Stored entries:
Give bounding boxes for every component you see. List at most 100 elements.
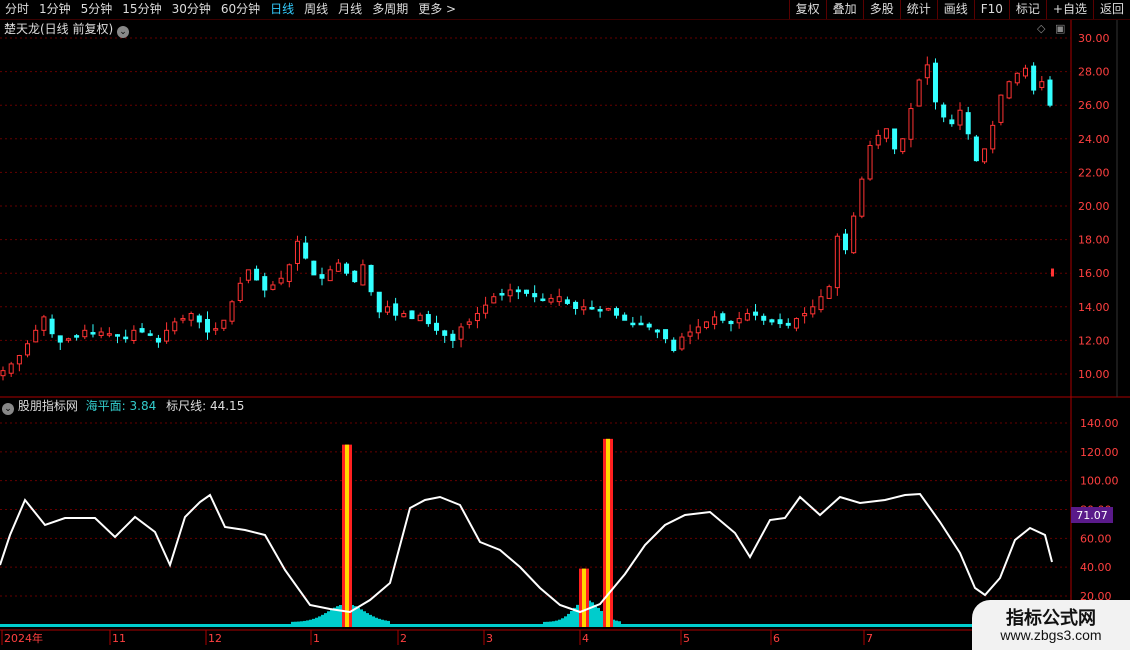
haipingmian-bar (909, 624, 912, 627)
current-value-text: 71.07 (1076, 509, 1108, 522)
time-tick-label: 11 (112, 632, 126, 645)
haipingmian-bar (885, 624, 888, 627)
haipingmian-bar (237, 624, 240, 627)
haipingmian-bar (117, 624, 120, 627)
candle-body (908, 108, 914, 140)
haipingmian-bar (21, 624, 24, 627)
haipingmian-bar (963, 624, 966, 627)
haipingmian-bars (0, 600, 1071, 627)
haipingmian-bar (870, 624, 873, 627)
candle-body (278, 277, 284, 284)
haipingmian-bar (801, 624, 804, 627)
window-icon[interactable]: ▣ (1055, 22, 1065, 35)
haipingmian-bar (126, 624, 129, 627)
haipingmian-bar (552, 621, 555, 627)
haipingmian-bar (666, 624, 669, 627)
haipingmian-bar (423, 624, 426, 627)
chevron-down-icon[interactable]: ⌄ (2, 403, 14, 415)
haipingmian-bar (441, 624, 444, 627)
haipingmian-bar (438, 624, 441, 627)
haipingmian-bar (636, 624, 639, 627)
haipingmian-bar (525, 624, 528, 627)
haipingmian-bar (483, 624, 486, 627)
haipingmian-bar (228, 624, 231, 627)
candle-body (442, 330, 448, 336)
haipingmian-bar (951, 624, 954, 627)
haipingmian-bar (252, 624, 255, 627)
haipingmian-bar (414, 624, 417, 627)
candle-body (352, 270, 358, 283)
haipingmian-bar (33, 624, 36, 627)
candle-body (605, 307, 611, 311)
haipingmian-bar (696, 624, 699, 627)
haipingmian-bar (927, 624, 930, 627)
haipingmian-bar (522, 624, 525, 627)
haipingmian-bar (246, 624, 249, 627)
candle-body (982, 148, 988, 163)
price-tick-label: 16.00 (1078, 267, 1110, 280)
biaochixian-label: 标尺线: (166, 399, 207, 413)
haipingmian-bar (660, 624, 663, 627)
candle-body (654, 329, 660, 333)
signal-bar-core (582, 568, 586, 627)
price-tick-label: 10.00 (1078, 368, 1110, 381)
haipingmian-bar (396, 624, 399, 627)
candle-body (425, 314, 431, 325)
signal-bar-core (606, 438, 610, 627)
candle-body (818, 296, 824, 311)
haipingmian-bar (474, 624, 477, 627)
haipingmian-bar (360, 609, 363, 627)
haipingmian-bar (717, 624, 720, 627)
candle-body (294, 240, 300, 264)
haipingmian-bar (690, 624, 693, 627)
haipingmian-bar (684, 624, 687, 627)
candle-body (736, 318, 742, 324)
haipingmian-bar (849, 624, 852, 627)
haipingmian-bar (711, 624, 714, 627)
haipingmian-bar (147, 624, 150, 627)
haipingmian-bar (549, 621, 552, 627)
haipingmian-bar (315, 617, 318, 627)
haipingmian-bar (537, 624, 540, 627)
haipingmian-bar (393, 624, 396, 627)
haipingmian-bar (936, 624, 939, 627)
haipingmian-bar (141, 624, 144, 627)
haipingmian-bar (189, 624, 192, 627)
chevron-down-icon[interactable]: ⌄ (117, 26, 130, 38)
stock-title[interactable]: 楚天龙(日线 前复权) ⌄ (4, 21, 130, 38)
candle-body (998, 94, 1004, 123)
haipingmian-bar (594, 604, 597, 627)
haipingmian-bar (774, 624, 777, 627)
haipingmian-bar (63, 624, 66, 627)
haipingmian-bar (834, 624, 837, 627)
diamond-icon[interactable]: ◇ (1037, 22, 1045, 35)
candle-body (196, 315, 202, 323)
haipingmian-bar (561, 618, 564, 627)
haipingmian-bar (819, 624, 822, 627)
panel-controls[interactable]: ◇ ▣ (1037, 21, 1065, 37)
haipingmian-bar (318, 616, 321, 627)
haipingmian-bar (84, 624, 87, 627)
candle-body (900, 138, 906, 153)
haipingmian-bar (99, 624, 102, 627)
haipingmian-bar (918, 624, 921, 627)
haipingmian-bar (57, 624, 60, 627)
candle-body (237, 282, 243, 302)
indicator-title[interactable]: ⌄ 股朋指标网 海平面: 3.84 标尺线: 44.15 (2, 398, 244, 415)
haipingmian-bar (756, 624, 759, 627)
candle-body (123, 336, 129, 340)
candle-body (892, 128, 898, 150)
chart-canvas[interactable]: 30.00 28.00 26.00 24.00 22.00 20.00 18.00 16.00… (0, 0, 1130, 650)
haipingmian-bar (597, 607, 600, 627)
candle-body (360, 264, 366, 286)
candle-body (687, 331, 693, 337)
candle-body (221, 319, 227, 329)
candle-body (229, 301, 235, 322)
haipingmian-bar (570, 611, 573, 627)
haipingmian-bar (837, 624, 840, 627)
haipingmian-bar (201, 624, 204, 627)
candle-body (262, 276, 268, 291)
candle-body (344, 263, 350, 274)
haipingmian-bar (669, 624, 672, 627)
haipingmian-bar (708, 624, 711, 627)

The problem
Rename "candle-body" to "candlestick-body" throughout the rows above and write every line out again with nothing else altered. Omit the pictures.

In response
Give bounding boxes for every component you see. List at most 100 elements.
haipingmian-bar (909, 624, 912, 627)
current-value-text: 71.07 (1076, 509, 1108, 522)
time-tick-label: 11 (112, 632, 126, 645)
haipingmian-bar (885, 624, 888, 627)
haipingmian-bar (237, 624, 240, 627)
haipingmian-bar (117, 624, 120, 627)
candlestick-body (908, 108, 914, 140)
haipingmian-bar (21, 624, 24, 627)
haipingmian-bar (963, 624, 966, 627)
haipingmian-bars (0, 600, 1071, 627)
haipingmian-bar (870, 624, 873, 627)
candlestick-body (278, 277, 284, 284)
haipingmian-bar (801, 624, 804, 627)
window-icon[interactable]: ▣ (1055, 22, 1065, 35)
haipingmian-bar (126, 624, 129, 627)
haipingmian-bar (552, 621, 555, 627)
haipingmian-bar (666, 624, 669, 627)
haipingmian-bar (423, 624, 426, 627)
chevron-down-icon[interactable]: ⌄ (2, 403, 14, 415)
haipingmian-bar (441, 624, 444, 627)
haipingmian-bar (438, 624, 441, 627)
haipingmian-bar (636, 624, 639, 627)
haipingmian-bar (525, 624, 528, 627)
haipingmian-bar (483, 624, 486, 627)
haipingmian-bar (228, 624, 231, 627)
candlestick-body (442, 330, 448, 336)
haipingmian-bar (951, 624, 954, 627)
haipingmian-bar (252, 624, 255, 627)
haipingmian-bar (414, 624, 417, 627)
candlestick-body (352, 270, 358, 283)
haipingmian-bar (33, 624, 36, 627)
candlestick-body (605, 307, 611, 311)
haipingmian-bar (696, 624, 699, 627)
haipingmian-bar (927, 624, 930, 627)
haipingmian-bar (522, 624, 525, 627)
haipingmian-bar (246, 624, 249, 627)
candlestick-body (982, 148, 988, 163)
price-tick-label: 16.00 (1078, 267, 1110, 280)
biaochixian-label: 标尺线: (166, 399, 207, 413)
haipingmian-bar (660, 624, 663, 627)
candlestick-body (654, 329, 660, 333)
signal-bar-core (582, 568, 586, 627)
price-tick-label: 10.00 (1078, 368, 1110, 381)
haipingmian-bar (396, 624, 399, 627)
candlestick-body (425, 314, 431, 325)
signal-bar-core (606, 438, 610, 627)
candlestick-body (818, 296, 824, 311)
haipingmian-bar (474, 624, 477, 627)
haipingmian-bar (360, 609, 363, 627)
haipingmian-bar (717, 624, 720, 627)
candlestick-body (294, 240, 300, 264)
haipingmian-bar (690, 624, 693, 627)
haipingmian-bar (684, 624, 687, 627)
candlestick-body (736, 318, 742, 324)
haipingmian-bar (849, 624, 852, 627)
haipingmian-bar (711, 624, 714, 627)
haipingmian-bar (147, 624, 150, 627)
haipingmian-bar (549, 621, 552, 627)
haipingmian-bar (315, 617, 318, 627)
haipingmian-bar (537, 624, 540, 627)
haipingmian-bar (393, 624, 396, 627)
haipingmian-bar (936, 624, 939, 627)
haipingmian-bar (141, 624, 144, 627)
haipingmian-bar (189, 624, 192, 627)
chevron-down-icon[interactable]: ⌄ (117, 26, 130, 38)
stock-title[interactable]: 楚天龙(日线 前复权) ⌄ (4, 21, 130, 38)
candlestick-body (998, 94, 1004, 123)
haipingmian-bar (594, 604, 597, 627)
haipingmian-bar (774, 624, 777, 627)
haipingmian-bar (63, 624, 66, 627)
haipingmian-bar (834, 624, 837, 627)
diamond-icon[interactable]: ◇ (1037, 22, 1045, 35)
candlestick-body (196, 315, 202, 323)
haipingmian-bar (561, 618, 564, 627)
haipingmian-bar (819, 624, 822, 627)
panel-controls[interactable]: ◇ ▣ (1037, 21, 1065, 37)
haipingmian-bar (318, 616, 321, 627)
haipingmian-bar (84, 624, 87, 627)
candlestick-body (900, 138, 906, 153)
haipingmian-bar (99, 624, 102, 627)
haipingmian-bar (918, 624, 921, 627)
haipingmian-bar (57, 624, 60, 627)
candlestick-body (237, 282, 243, 302)
indicator-title[interactable]: ⌄ 股朋指标网 海平面: 3.84 标尺线: 44.15 (2, 398, 244, 415)
haipingmian-bar (756, 624, 759, 627)
candlestick-body (123, 336, 129, 340)
candlestick-body (892, 128, 898, 150)
chart-canvas[interactable]: 30.00 28.00 26.00 24.00 22.00 20.00 18.00 16.00… (0, 0, 1130, 650)
haipingmian-bar (597, 607, 600, 627)
candlestick-body (360, 264, 366, 286)
candlestick-body (687, 331, 693, 337)
candlestick-body (221, 319, 227, 329)
candlestick-body (229, 301, 235, 322)
haipingmian-bar (570, 611, 573, 627)
haipingmian-bar (837, 624, 840, 627)
haipingmian-bar (201, 624, 204, 627)
candlestick-body (262, 276, 268, 291)
candlestick-body (344, 263, 350, 274)
haipingmian-bar (669, 624, 672, 627)
haipingmian-bar (708, 624, 711, 627)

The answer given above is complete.